> EXCERPT:
════
Studio Green is an Indian film production and distribution company based in Chennai. The company was founded in 2006 by K. E. Gnanavel Raja, relative of actor Sivakumar and many of their films feature his sons Suriya and Karthi. They have produced several Tamil films and also distributed films across South India.

History
The company first produced and distributed the film Sillunu Oru Kaadhal starring Suriya, in 2006. Next they produced and distributed Paruthiveeran, introducing Karthik Sivakumar, younger brother of Suriya. It ran for more than a year in screens in Tamil Nadu. Following this success, Singam was produced. The Hari directed action film, starring Suriya, also went on to become highly successful at the box office, emerging as one of the highest-grossing Tamil films of that year. Their following production was Naan Mahaan Alla starring Karthi and Kajal Agarwal which also became a commercial success. Their next production was Siruthai starring Karthi and Tamannaah Bhatia, which released on 14 January 2011, coinciding with the Pongal festival and turned out to be another milestone in his career. Simultaneously, they distributed Yamudu, the dubbed Telugu version of Singam and Aawara, that of Paiyaa, in Andhra Pradesh. The former managed to run for 50 days in screens all over the state while Aawara also received good response and ran more than 100 days.
════
> WHAT TO DO:
**1.** Return the Studio Green passage from "Studio Green is" to "across South India.", copied word for word.
**2.** Answer these questions using the Studio Green passage:
(a) Who founded the company, and in what year?
(b) On what date was Siruthai released?
(c) For how many days did Yamudu run in screens across Andhra Pradesh?

Region boundary data
════
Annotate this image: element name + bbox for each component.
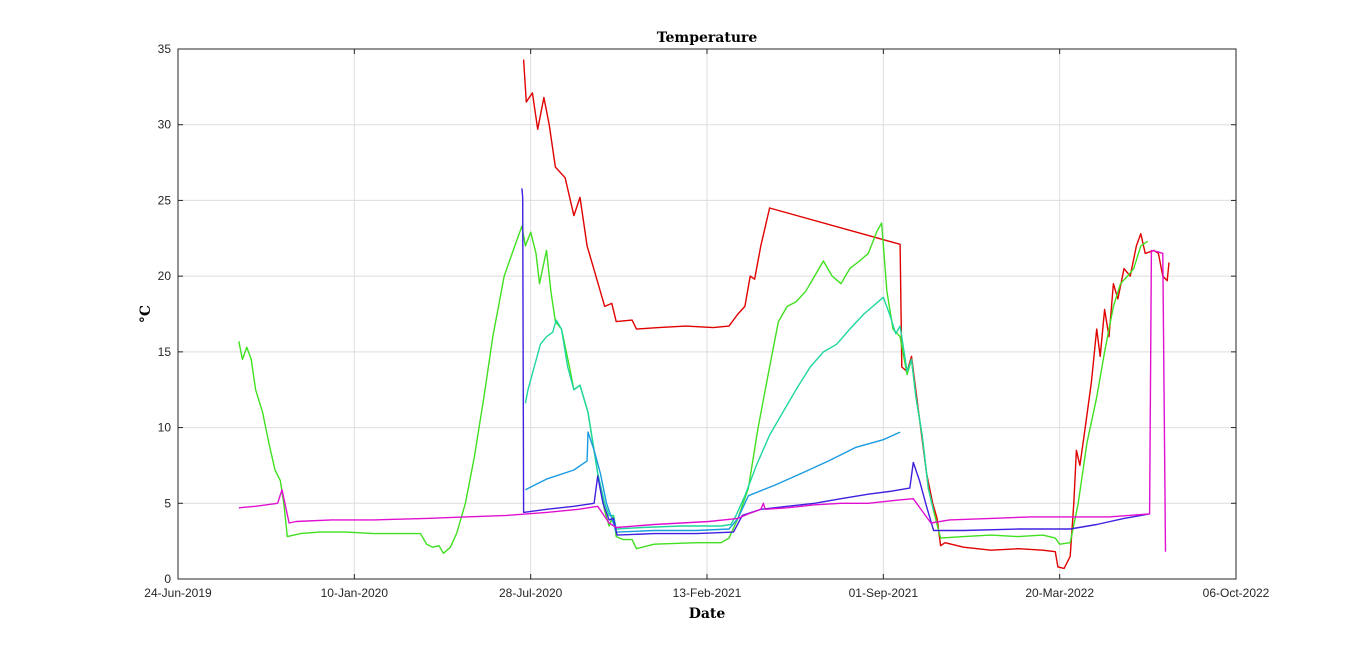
x-tick-label: 13-Feb-2021 xyxy=(673,586,742,600)
x-tick-label: 20-Mar-2022 xyxy=(1025,586,1094,600)
series-line-4 xyxy=(525,431,901,533)
series-line-1 xyxy=(522,59,1170,570)
y-tick-label: 30 xyxy=(158,118,172,132)
series-line-6 xyxy=(238,249,1167,552)
grid-layer xyxy=(178,49,1236,579)
y-axis-label: °C xyxy=(138,305,154,323)
x-tick-label: 24-Jun-2019 xyxy=(144,586,212,600)
y-tick-label: 5 xyxy=(164,496,171,510)
x-tick-label: 01-Sep-2021 xyxy=(849,586,919,600)
y-tick-label: 10 xyxy=(158,421,172,435)
y-tick-label: 15 xyxy=(158,345,172,359)
x-tick-label: 28-Jul-2020 xyxy=(499,586,563,600)
y-tick-label: 25 xyxy=(158,193,172,207)
x-tick-label: 06-Oct-2022 xyxy=(1203,586,1270,600)
y-tick-label: 0 xyxy=(164,572,171,586)
y-tick-label: 35 xyxy=(158,42,172,56)
chart-title: Temperature xyxy=(657,30,758,46)
series-layer xyxy=(238,59,1170,570)
x-axis-label: Date xyxy=(689,606,726,622)
y-tick-label: 20 xyxy=(158,269,172,283)
series-line-3 xyxy=(524,296,935,530)
tick-layer: 0 5 10 15 20 25 30 35 24-Jun-2019 10-Jan-2020 28-J… xyxy=(144,42,1269,600)
series-line-2 xyxy=(238,222,1149,554)
x-tick-label: 10-Jan-2020 xyxy=(321,586,389,600)
series-line-5 xyxy=(521,188,1150,536)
════
> EXERCISE RESULTS:
**1.**
Studio Green is an Indian film production and distribution company based in Chennai. The company was founded in 2006 by K. E. Gnanavel Raja, relative of actor Sivakumar and many of their films feature his sons Suriya and Karthi. They have produced several Tamil films and also distributed films across South India.

**2.**
(a) K. E. Gnanavel Raja, in 2006
(b) 14 January 2011
(c) 50 days